BEGIN
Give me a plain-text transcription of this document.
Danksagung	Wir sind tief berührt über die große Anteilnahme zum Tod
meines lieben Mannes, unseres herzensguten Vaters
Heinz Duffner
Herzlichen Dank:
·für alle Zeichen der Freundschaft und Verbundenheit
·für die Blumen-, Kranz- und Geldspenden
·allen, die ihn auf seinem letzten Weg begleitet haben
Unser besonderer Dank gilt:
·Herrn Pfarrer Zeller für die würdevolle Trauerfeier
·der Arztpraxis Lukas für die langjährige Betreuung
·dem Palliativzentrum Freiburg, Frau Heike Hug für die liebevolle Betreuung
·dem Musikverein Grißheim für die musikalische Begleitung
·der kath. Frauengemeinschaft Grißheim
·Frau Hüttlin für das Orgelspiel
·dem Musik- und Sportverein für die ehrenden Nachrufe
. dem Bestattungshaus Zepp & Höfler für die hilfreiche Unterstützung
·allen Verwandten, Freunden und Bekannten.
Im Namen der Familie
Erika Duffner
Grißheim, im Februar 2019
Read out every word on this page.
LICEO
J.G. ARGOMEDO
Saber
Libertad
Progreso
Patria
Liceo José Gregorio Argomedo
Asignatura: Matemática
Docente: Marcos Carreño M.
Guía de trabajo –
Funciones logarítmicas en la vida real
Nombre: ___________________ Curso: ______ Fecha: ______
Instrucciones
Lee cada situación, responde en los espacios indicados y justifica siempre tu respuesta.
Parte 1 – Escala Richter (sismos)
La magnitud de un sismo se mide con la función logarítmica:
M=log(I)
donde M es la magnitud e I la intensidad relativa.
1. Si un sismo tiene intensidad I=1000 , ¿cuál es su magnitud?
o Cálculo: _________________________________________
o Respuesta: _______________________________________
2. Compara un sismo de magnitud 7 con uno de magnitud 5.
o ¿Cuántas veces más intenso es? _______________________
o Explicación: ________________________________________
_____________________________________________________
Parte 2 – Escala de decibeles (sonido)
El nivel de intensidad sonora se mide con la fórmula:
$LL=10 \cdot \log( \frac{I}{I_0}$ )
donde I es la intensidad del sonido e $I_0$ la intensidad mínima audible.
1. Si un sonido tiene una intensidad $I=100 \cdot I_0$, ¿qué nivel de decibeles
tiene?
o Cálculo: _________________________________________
END
Collect each line of the entries that has the word "sonido", copying it in full.

Parte 2 – Escala de decibeles (sonido)
donde I es la intensidad del sonido e $I_0$ la intensidad mínima audible.
1. Si un sonido tiene una intensidad $I=100 \cdot I_0$, ¿qué nivel de decibeles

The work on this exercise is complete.